### Raw records
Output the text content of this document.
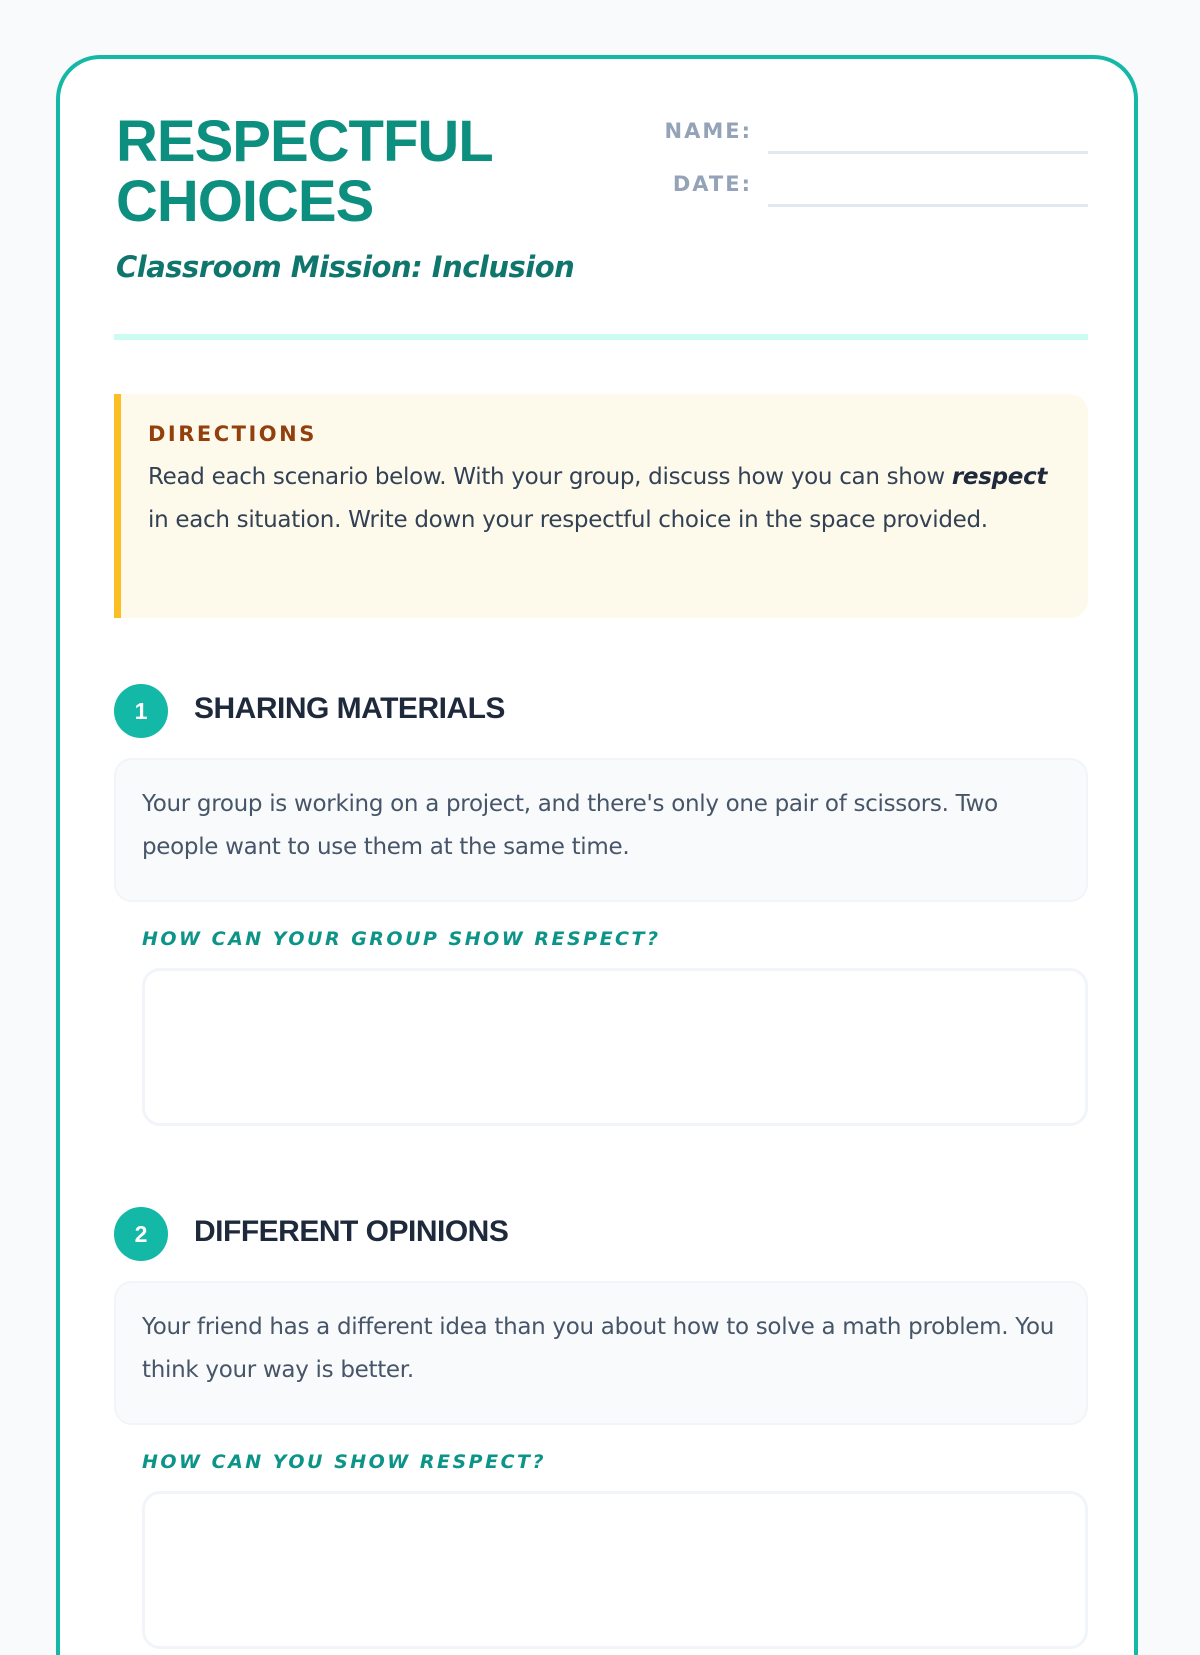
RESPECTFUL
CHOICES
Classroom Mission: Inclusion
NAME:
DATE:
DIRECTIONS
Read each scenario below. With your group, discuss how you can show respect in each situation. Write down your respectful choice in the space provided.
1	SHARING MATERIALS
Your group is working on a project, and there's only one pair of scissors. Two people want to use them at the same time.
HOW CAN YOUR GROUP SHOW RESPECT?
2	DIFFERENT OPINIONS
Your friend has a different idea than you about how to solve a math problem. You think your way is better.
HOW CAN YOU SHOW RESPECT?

### Job
Transcribe the complete set of entries verbatim. No pictures belong in the copy.

### Answer below
Output the text content of this document.
RESPECTFUL
CHOICES
Classroom Mission: Inclusion
NAME:
DATE:
DIRECTIONS
Read each scenario below. With your group, discuss how you can show respect in each situation. Write down your respectful choice in the space provided.
1	SHARING MATERIALS
Your group is working on a project, and there's only one pair of scissors. Two people want to use them at the same time.
HOW CAN YOUR GROUP SHOW RESPECT?
2	DIFFERENT OPINIONS
Your friend has a different idea than you about how to solve a math problem. You think your way is better.
HOW CAN YOU SHOW RESPECT?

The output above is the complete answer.